(Records)
################

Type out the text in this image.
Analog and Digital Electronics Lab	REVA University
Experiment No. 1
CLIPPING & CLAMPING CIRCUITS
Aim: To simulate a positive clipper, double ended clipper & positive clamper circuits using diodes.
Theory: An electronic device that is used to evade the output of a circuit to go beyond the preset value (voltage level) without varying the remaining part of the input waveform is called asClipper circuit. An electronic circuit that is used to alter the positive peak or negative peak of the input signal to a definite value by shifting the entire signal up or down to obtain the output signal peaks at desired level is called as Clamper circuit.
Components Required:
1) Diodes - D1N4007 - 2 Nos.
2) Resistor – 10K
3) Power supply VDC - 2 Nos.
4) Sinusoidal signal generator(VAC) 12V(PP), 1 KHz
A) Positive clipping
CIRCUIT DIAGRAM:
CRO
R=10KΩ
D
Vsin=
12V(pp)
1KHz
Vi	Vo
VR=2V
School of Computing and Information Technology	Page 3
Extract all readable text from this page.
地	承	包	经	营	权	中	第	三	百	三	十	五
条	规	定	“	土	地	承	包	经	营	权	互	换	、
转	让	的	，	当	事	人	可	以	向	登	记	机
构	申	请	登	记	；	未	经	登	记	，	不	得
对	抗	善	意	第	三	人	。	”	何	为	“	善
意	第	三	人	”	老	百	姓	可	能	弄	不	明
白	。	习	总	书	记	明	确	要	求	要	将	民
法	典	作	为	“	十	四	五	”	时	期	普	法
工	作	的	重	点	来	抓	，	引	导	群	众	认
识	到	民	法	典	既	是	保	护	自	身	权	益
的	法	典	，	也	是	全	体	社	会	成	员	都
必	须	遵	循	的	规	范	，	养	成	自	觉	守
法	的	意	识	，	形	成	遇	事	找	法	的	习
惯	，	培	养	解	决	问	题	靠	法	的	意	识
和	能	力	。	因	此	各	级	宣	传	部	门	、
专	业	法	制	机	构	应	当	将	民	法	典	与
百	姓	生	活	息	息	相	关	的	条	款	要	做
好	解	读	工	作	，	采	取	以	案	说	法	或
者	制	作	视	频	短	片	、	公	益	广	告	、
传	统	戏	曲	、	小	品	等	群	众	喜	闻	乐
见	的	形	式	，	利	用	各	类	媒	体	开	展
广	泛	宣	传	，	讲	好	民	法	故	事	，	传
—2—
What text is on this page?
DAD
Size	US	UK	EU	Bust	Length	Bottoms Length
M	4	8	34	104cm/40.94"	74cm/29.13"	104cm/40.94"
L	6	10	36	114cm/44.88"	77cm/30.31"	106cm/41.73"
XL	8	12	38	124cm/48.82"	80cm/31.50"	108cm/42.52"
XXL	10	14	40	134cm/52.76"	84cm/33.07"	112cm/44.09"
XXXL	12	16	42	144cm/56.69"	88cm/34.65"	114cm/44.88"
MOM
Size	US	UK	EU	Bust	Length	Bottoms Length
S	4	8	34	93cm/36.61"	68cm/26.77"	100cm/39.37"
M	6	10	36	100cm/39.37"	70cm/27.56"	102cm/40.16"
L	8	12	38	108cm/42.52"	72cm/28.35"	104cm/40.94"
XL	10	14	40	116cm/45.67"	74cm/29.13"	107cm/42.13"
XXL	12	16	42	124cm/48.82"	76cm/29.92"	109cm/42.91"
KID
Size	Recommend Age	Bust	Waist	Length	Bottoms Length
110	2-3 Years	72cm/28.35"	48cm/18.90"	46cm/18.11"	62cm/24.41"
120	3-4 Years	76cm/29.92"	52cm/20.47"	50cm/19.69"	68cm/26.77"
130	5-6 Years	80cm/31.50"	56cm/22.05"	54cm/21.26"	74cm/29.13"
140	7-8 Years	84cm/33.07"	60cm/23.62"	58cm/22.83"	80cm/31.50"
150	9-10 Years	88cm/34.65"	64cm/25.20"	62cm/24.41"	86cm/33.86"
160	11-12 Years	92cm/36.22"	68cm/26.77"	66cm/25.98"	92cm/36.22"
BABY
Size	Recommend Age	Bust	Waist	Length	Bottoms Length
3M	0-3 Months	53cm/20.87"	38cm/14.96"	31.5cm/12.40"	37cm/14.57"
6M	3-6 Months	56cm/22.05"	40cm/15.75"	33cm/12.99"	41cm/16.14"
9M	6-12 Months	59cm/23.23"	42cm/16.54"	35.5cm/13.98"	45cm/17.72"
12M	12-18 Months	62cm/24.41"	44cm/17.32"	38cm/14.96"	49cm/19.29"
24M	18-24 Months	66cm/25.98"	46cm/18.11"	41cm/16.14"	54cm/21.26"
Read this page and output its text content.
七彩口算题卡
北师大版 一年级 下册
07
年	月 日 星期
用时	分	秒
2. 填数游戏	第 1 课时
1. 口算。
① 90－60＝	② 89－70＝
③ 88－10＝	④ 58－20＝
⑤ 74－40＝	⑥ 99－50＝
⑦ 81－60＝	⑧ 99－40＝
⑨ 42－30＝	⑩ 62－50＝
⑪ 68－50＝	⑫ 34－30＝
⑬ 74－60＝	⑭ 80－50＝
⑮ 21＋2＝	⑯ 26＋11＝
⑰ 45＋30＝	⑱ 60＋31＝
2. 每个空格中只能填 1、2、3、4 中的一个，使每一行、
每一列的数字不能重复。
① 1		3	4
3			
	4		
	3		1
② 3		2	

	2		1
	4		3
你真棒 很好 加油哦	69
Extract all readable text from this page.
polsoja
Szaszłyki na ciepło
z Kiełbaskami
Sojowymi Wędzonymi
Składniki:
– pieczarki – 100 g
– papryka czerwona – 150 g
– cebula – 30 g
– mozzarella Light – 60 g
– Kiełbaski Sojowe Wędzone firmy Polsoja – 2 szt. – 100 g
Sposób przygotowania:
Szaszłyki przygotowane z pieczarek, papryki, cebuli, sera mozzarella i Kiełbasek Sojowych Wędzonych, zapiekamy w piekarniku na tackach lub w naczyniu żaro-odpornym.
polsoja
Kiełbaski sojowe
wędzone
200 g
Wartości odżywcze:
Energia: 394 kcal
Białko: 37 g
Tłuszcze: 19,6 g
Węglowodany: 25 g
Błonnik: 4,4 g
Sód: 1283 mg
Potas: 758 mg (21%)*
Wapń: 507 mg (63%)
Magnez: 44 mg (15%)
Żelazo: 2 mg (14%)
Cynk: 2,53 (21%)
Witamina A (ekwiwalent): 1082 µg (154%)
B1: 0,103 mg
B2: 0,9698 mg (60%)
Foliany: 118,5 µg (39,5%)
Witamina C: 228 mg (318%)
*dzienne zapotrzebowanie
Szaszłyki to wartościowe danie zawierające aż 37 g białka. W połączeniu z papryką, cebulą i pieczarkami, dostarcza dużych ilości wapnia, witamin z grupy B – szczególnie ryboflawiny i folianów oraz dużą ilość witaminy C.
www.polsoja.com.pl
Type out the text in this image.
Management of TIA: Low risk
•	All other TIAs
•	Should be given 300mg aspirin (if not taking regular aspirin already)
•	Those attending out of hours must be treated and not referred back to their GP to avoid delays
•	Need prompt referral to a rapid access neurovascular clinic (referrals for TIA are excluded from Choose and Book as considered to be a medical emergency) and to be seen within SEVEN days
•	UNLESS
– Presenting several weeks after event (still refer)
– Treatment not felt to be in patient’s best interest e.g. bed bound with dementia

################

> OBJECTIVE
What do the records say? Quote them all exactly.

> ANSWER
Type out the text in this image.
Analog and Digital Electronics Lab	REVA University
Experiment No. 1
CLIPPING & CLAMPING CIRCUITS
Aim: To simulate a positive clipper, double ended clipper & positive clamper circuits using diodes.
Theory: An electronic device that is used to evade the output of a circuit to go beyond the preset value (voltage level) without varying the remaining part of the input waveform is called asClipper circuit. An electronic circuit that is used to alter the positive peak or negative peak of the input signal to a definite value by shifting the entire signal up or down to obtain the output signal peaks at desired level is called as Clamper circuit.
Components Required:
1) Diodes - D1N4007 - 2 Nos.
2) Resistor – 10K
3) Power supply VDC - 2 Nos.
4) Sinusoidal signal generator(VAC) 12V(PP), 1 KHz
A) Positive clipping
CIRCUIT DIAGRAM:
CRO
R=10KΩ
D
Vsin=
12V(pp)
1KHz
Vi	Vo
VR=2V
School of Computing and Information Technology	Page 3
Extract all readable text from this page.
地	承	包	经	营	权	中	第	三	百	三	十	五
条	规	定	“	土	地	承	包	经	营	权	互	换	、
转	让	的	，	当	事	人	可	以	向	登	记	机
构	申	请	登	记	；	未	经	登	记	，	不	得
对	抗	善	意	第	三	人	。	”	何	为	“	善
意	第	三	人	”	老	百	姓	可	能	弄	不	明
白	。	习	总	书	记	明	确	要	求	要	将	民
法	典	作	为	“	十	四	五	”	时	期	普	法
工	作	的	重	点	来	抓	，	引	导	群	众	认
识	到	民	法	典	既	是	保	护	自	身	权	益
的	法	典	，	也	是	全	体	社	会	成	员	都
必	须	遵	循	的	规	范	，	养	成	自	觉	守
法	的	意	识	，	形	成	遇	事	找	法	的	习
惯	，	培	养	解	决	问	题	靠	法	的	意	识
和	能	力	。	因	此	各	级	宣	传	部	门	、
专	业	法	制	机	构	应	当	将	民	法	典	与
百	姓	生	活	息	息	相	关	的	条	款	要	做
好	解	读	工	作	，	采	取	以	案	说	法	或
者	制	作	视	频	短	片	、	公	益	广	告	、
传	统	戏	曲	、	小	品	等	群	众	喜	闻	乐
见	的	形	式	，	利	用	各	类	媒	体	开	展
广	泛	宣	传	，	讲	好	民	法	故	事	，	传
—2—
What text is on this page?
DAD
Size	US	UK	EU	Bust	Length	Bottoms Length
M	4	8	34	104cm/40.94"	74cm/29.13"	104cm/40.94"
L	6	10	36	114cm/44.88"	77cm/30.31"	106cm/41.73"
XL	8	12	38	124cm/48.82"	80cm/31.50"	108cm/42.52"
XXL	10	14	40	134cm/52.76"	84cm/33.07"	112cm/44.09"
XXXL	12	16	42	144cm/56.69"	88cm/34.65"	114cm/44.88"
MOM
Size	US	UK	EU	Bust	Length	Bottoms Length
S	4	8	34	93cm/36.61"	68cm/26.77"	100cm/39.37"
M	6	10	36	100cm/39.37"	70cm/27.56"	102cm/40.16"
L	8	12	38	108cm/42.52"	72cm/28.35"	104cm/40.94"
XL	10	14	40	116cm/45.67"	74cm/29.13"	107cm/42.13"
XXL	12	16	42	124cm/48.82"	76cm/29.92"	109cm/42.91"
KID
Size	Recommend Age	Bust	Waist	Length	Bottoms Length
110	2-3 Years	72cm/28.35"	48cm/18.90"	46cm/18.11"	62cm/24.41"
120	3-4 Years	76cm/29.92"	52cm/20.47"	50cm/19.69"	68cm/26.77"
130	5-6 Years	80cm/31.50"	56cm/22.05"	54cm/21.26"	74cm/29.13"
140	7-8 Years	84cm/33.07"	60cm/23.62"	58cm/22.83"	80cm/31.50"
150	9-10 Years	88cm/34.65"	64cm/25.20"	62cm/24.41"	86cm/33.86"
160	11-12 Years	92cm/36.22"	68cm/26.77"	66cm/25.98"	92cm/36.22"
BABY
Size	Recommend Age	Bust	Waist	Length	Bottoms Length
3M	0-3 Months	53cm/20.87"	38cm/14.96"	31.5cm/12.40"	37cm/14.57"
6M	3-6 Months	56cm/22.05"	40cm/15.75"	33cm/12.99"	41cm/16.14"
9M	6-12 Months	59cm/23.23"	42cm/16.54"	35.5cm/13.98"	45cm/17.72"
12M	12-18 Months	62cm/24.41"	44cm/17.32"	38cm/14.96"	49cm/19.29"
24M	18-24 Months	66cm/25.98"	46cm/18.11"	41cm/16.14"	54cm/21.26"
Read this page and output its text content.
七彩口算题卡
北师大版 一年级 下册
07
年	月 日 星期
用时	分	秒
2. 填数游戏	第 1 课时
1. 口算。
① 90－60＝	② 89－70＝
③ 88－10＝	④ 58－20＝
⑤ 74－40＝	⑥ 99－50＝
⑦ 81－60＝	⑧ 99－40＝
⑨ 42－30＝	⑩ 62－50＝
⑪ 68－50＝	⑫ 34－30＝
⑬ 74－60＝	⑭ 80－50＝
⑮ 21＋2＝	⑯ 26＋11＝
⑰ 45＋30＝	⑱ 60＋31＝
2. 每个空格中只能填 1、2、3、4 中的一个，使每一行、
每一列的数字不能重复。
① 1		3	4
3			
	4		
	3		1
② 3		2	

	2		1
	4		3
你真棒 很好 加油哦	69
Extract all readable text from this page.
polsoja
Szaszłyki na ciepło
z Kiełbaskami
Sojowymi Wędzonymi
Składniki:
– pieczarki – 100 g
– papryka czerwona – 150 g
– cebula – 30 g
– mozzarella Light – 60 g
– Kiełbaski Sojowe Wędzone firmy Polsoja – 2 szt. – 100 g
Sposób przygotowania:
Szaszłyki przygotowane z pieczarek, papryki, cebuli, sera mozzarella i Kiełbasek Sojowych Wędzonych, zapiekamy w piekarniku na tackach lub w naczyniu żaro-odpornym.
polsoja
Kiełbaski sojowe
wędzone
200 g
Wartości odżywcze:
Energia: 394 kcal
Białko: 37 g
Tłuszcze: 19,6 g
Węglowodany: 25 g
Błonnik: 4,4 g
Sód: 1283 mg
Potas: 758 mg (21%)*
Wapń: 507 mg (63%)
Magnez: 44 mg (15%)
Żelazo: 2 mg (14%)
Cynk: 2,53 (21%)
Witamina A (ekwiwalent): 1082 µg (154%)
B1: 0,103 mg
B2: 0,9698 mg (60%)
Foliany: 118,5 µg (39,5%)
Witamina C: 228 mg (318%)
*dzienne zapotrzebowanie
Szaszłyki to wartościowe danie zawierające aż 37 g białka. W połączeniu z papryką, cebulą i pieczarkami, dostarcza dużych ilości wapnia, witamin z grupy B – szczególnie ryboflawiny i folianów oraz dużą ilość witaminy C.
www.polsoja.com.pl
Type out the text in this image.
Management of TIA: Low risk
•	All other TIAs
•	Should be given 300mg aspirin (if not taking regular aspirin already)
•	Those attending out of hours must be treated and not referred back to their GP to avoid delays
•	Need prompt referral to a rapid access neurovascular clinic (referrals for TIA are excluded from Choose and Book as considered to be a medical emergency) and to be seen within SEVEN days
•	UNLESS
– Presenting several weeks after event (still refer)
– Treatment not felt to be in patient’s best interest e.g. bed bound with dementia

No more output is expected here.